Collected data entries
★ ★ ★ ★

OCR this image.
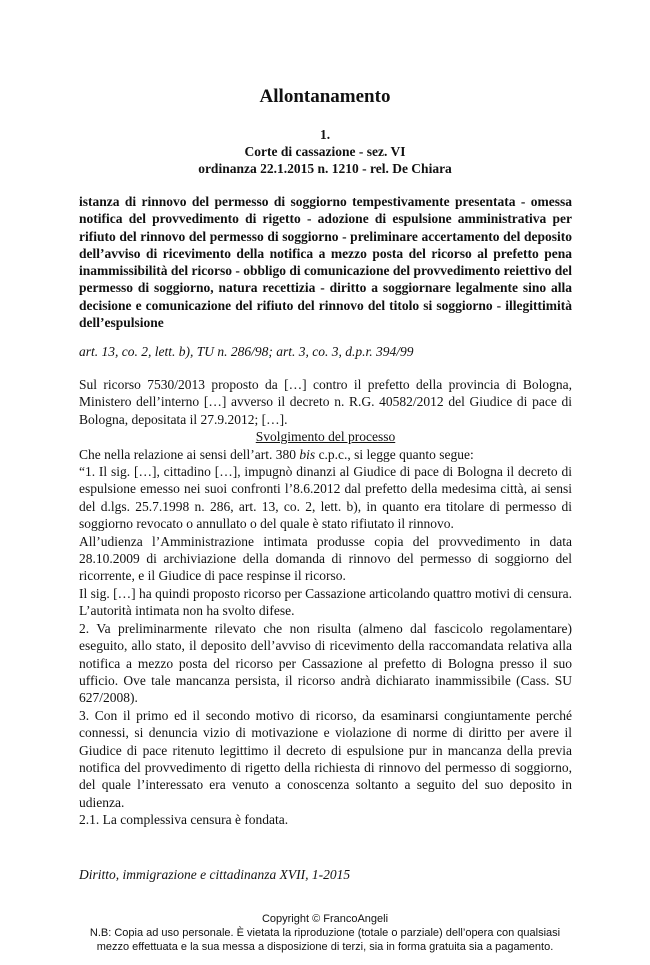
Allontanamento
1.
Corte di cassazione - sez. VI
ordinanza 22.1.2015 n. 1210 - rel. De Chiara
istanza di rinnovo del permesso di soggiorno tempestivamente presentata - omessa notifica del provvedimento di rigetto - adozione di espulsione amministrativa per rifiuto del rinnovo del permesso di soggiorno - preliminare accertamento del deposito dell’avviso di ricevimento della notifica a mezzo posta del ricorso al prefetto pena inammissibilità del ricorso - obbligo di comunicazione del provvedimento reiettivo del permesso di soggiorno, natura recettizia - diritto a soggiornare legalmente sino alla decisione e comunicazione del rifiuto del rinnovo del titolo si soggiorno - illegittimità dell’espulsione
art. 13, co. 2, lett. b), TU n. 286/98; art. 3, co. 3, d.p.r. 394/99

Sul ricorso 7530/2013 proposto da […] contro il prefetto della provincia di Bologna, Ministero dell’interno […] avverso il decreto n. R.G. 40582/2012 del Giudice di pace di Bologna, depositata il 27.9.2012; […].

Svolgimento del processo

Che nella relazione ai sensi dell’art. 380 bis c.p.c., si legge quanto segue:

“1. Il sig. […], cittadino […], impugnò dinanzi al Giudice di pace di Bologna il decreto di espulsione emesso nei suoi confronti l’8.6.2012 dal prefetto della medesima città, ai sensi del d.lgs. 25.7.1998 n. 286, art. 13, co. 2, lett. b), in quanto era titolare di permesso di soggiorno revocato o annullato o del quale è stato rifiutato il rinnovo.

All’udienza l’Amministrazione intimata produsse copia del provvedimento in data 28.10.2009 di archiviazione della domanda di rinnovo del permesso di soggiorno del ricorrente, e il Giudice di pace respinse il ricorso.

Il sig. […] ha quindi proposto ricorso per Cassazione articolando quattro motivi di censura. L’autorità intimata non ha svolto difese.

2. Va preliminarmente rilevato che non risulta (almeno dal fascicolo regolamentare) eseguito, allo stato, il deposito dell’avviso di ricevimento della raccomandata relativa alla notifica a mezzo posta del ricorso per Cassazione al prefetto di Bologna presso il suo ufficio. Ove tale mancanza persista, il ricorso andrà dichiarato inammissibile (Cass. SU 627/2008).

3. Con il primo ed il secondo motivo di ricorso, da esaminarsi congiuntamente perché connessi, si denuncia vizio di motivazione e violazione di norme di diritto per avere il Giudice di pace ritenuto legittimo il decreto di espulsione pur in mancanza della previa notifica del provvedimento di rigetto della richiesta di rinnovo del permesso di soggiorno, del quale l’interessato era venuto a conoscenza soltanto a seguito del suo deposito in udienza.

2.1. La complessiva censura è fondata.

Diritto, immigrazione e cittadinanza XVII, 1-2015
Copyright © FrancoAngeli
N.B: Copia ad uso personale. È vietata la riproduzione (totale o parziale) dell’opera con qualsiasi
mezzo effettuata e la sua messa a disposizione di terzi, sia in forma gratuita sia a pagamento.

★ ★ ★ ★

> _BRIEF_: Quote the listing above in full, except for the pictures.

> _SOLUTION FOR THIS TASK_:
OCR this image.
Allontanamento
1.
Corte di cassazione - sez. VI
ordinanza 22.1.2015 n. 1210 - rel. De Chiara
istanza di rinnovo del permesso di soggiorno tempestivamente presentata - omessa notifica del provvedimento di rigetto - adozione di espulsione amministrativa per rifiuto del rinnovo del permesso di soggiorno - preliminare accertamento del deposito dell’avviso di ricevimento della notifica a mezzo posta del ricorso al prefetto pena inammissibilità del ricorso - obbligo di comunicazione del provvedimento reiettivo del permesso di soggiorno, natura recettizia - diritto a soggiornare legalmente sino alla decisione e comunicazione del rifiuto del rinnovo del titolo si soggiorno - illegittimità dell’espulsione
art. 13, co. 2, lett. b), TU n. 286/98; art. 3, co. 3, d.p.r. 394/99

Sul ricorso 7530/2013 proposto da […] contro il prefetto della provincia di Bologna, Ministero dell’interno […] avverso il decreto n. R.G. 40582/2012 del Giudice di pace di Bologna, depositata il 27.9.2012; […].

Svolgimento del processo

Che nella relazione ai sensi dell’art. 380 bis c.p.c., si legge quanto segue:

“1. Il sig. […], cittadino […], impugnò dinanzi al Giudice di pace di Bologna il decreto di espulsione emesso nei suoi confronti l’8.6.2012 dal prefetto della medesima città, ai sensi del d.lgs. 25.7.1998 n. 286, art. 13, co. 2, lett. b), in quanto era titolare di permesso di soggiorno revocato o annullato o del quale è stato rifiutato il rinnovo.

All’udienza l’Amministrazione intimata produsse copia del provvedimento in data 28.10.2009 di archiviazione della domanda di rinnovo del permesso di soggiorno del ricorrente, e il Giudice di pace respinse il ricorso.

Il sig. […] ha quindi proposto ricorso per Cassazione articolando quattro motivi di censura. L’autorità intimata non ha svolto difese.

2. Va preliminarmente rilevato che non risulta (almeno dal fascicolo regolamentare) eseguito, allo stato, il deposito dell’avviso di ricevimento della raccomandata relativa alla notifica a mezzo posta del ricorso per Cassazione al prefetto di Bologna presso il suo ufficio. Ove tale mancanza persista, il ricorso andrà dichiarato inammissibile (Cass. SU 627/2008).

3. Con il primo ed il secondo motivo di ricorso, da esaminarsi congiuntamente perché connessi, si denuncia vizio di motivazione e violazione di norme di diritto per avere il Giudice di pace ritenuto legittimo il decreto di espulsione pur in mancanza della previa notifica del provvedimento di rigetto della richiesta di rinnovo del permesso di soggiorno, del quale l’interessato era venuto a conoscenza soltanto a seguito del suo deposito in udienza.

2.1. La complessiva censura è fondata.

Diritto, immigrazione e cittadinanza XVII, 1-2015
Copyright © FrancoAngeli
N.B: Copia ad uso personale. È vietata la riproduzione (totale o parziale) dell’opera con qualsiasi
mezzo effettuata e la sua messa a disposizione di terzi, sia in forma gratuita sia a pagamento.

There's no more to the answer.